### Exercise aim
Pictures stay out; everything else in the records below is copied exactly.

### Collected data

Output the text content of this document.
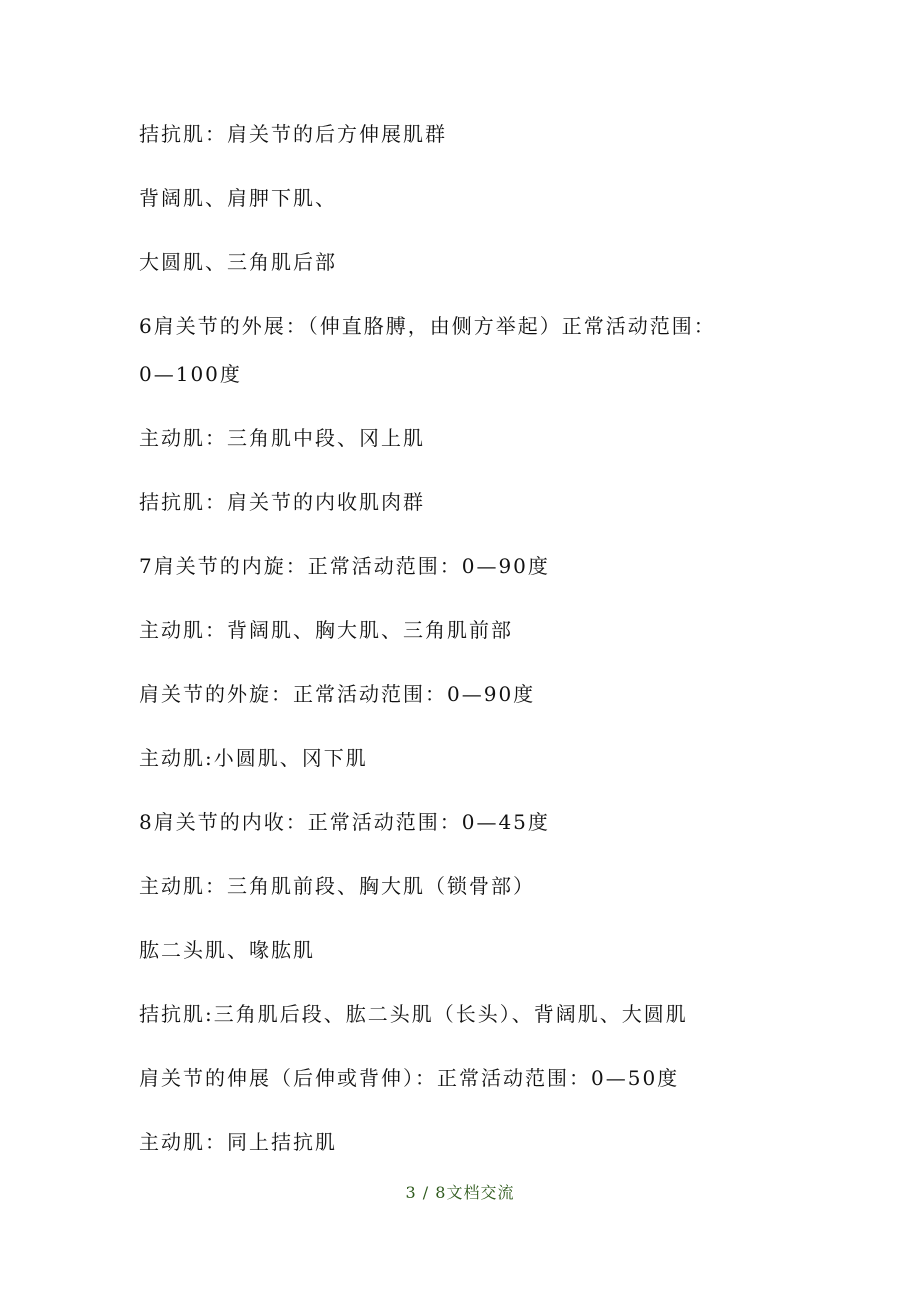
拮抗肌：肩关节的后方伸展肌群
背阔肌、肩胛下肌、
大圆肌、三角肌后部
6肩关节的外展：（伸直胳膊，由侧方举起）正常活动范围：
0—100度
主动肌：三角肌中段、冈上肌
拮抗肌：肩关节的内收肌肉群
7肩关节的内旋：正常活动范围：0—90度
主动肌：背阔肌、胸大肌、三角肌前部
肩关节的外旋：正常活动范围：0—90度
主动肌:小圆肌、冈下肌
8肩关节的内收：正常活动范围：0—45度
主动肌：三角肌前段、胸大肌（锁骨部）
肱二头肌、喙肱肌
拮抗肌:三角肌后段、肱二头肌（长头）、背阔肌、大圆肌
肩关节的伸展（后伸或背伸）：正常活动范围：0—50度
主动肌：同上拮抗肌
3 / 8文档交流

### Complete response
Output the text content of this document.
拮抗肌：肩关节的后方伸展肌群
背阔肌、肩胛下肌、
大圆肌、三角肌后部
6肩关节的外展：（伸直胳膊，由侧方举起）正常活动范围：
0—100度
主动肌：三角肌中段、冈上肌
拮抗肌：肩关节的内收肌肉群
7肩关节的内旋：正常活动范围：0—90度
主动肌：背阔肌、胸大肌、三角肌前部
肩关节的外旋：正常活动范围：0—90度
主动肌:小圆肌、冈下肌
8肩关节的内收：正常活动范围：0—45度
主动肌：三角肌前段、胸大肌（锁骨部）
肱二头肌、喙肱肌
拮抗肌:三角肌后段、肱二头肌（长头）、背阔肌、大圆肌
肩关节的伸展（后伸或背伸）：正常活动范围：0—50度
主动肌：同上拮抗肌
3 / 8文档交流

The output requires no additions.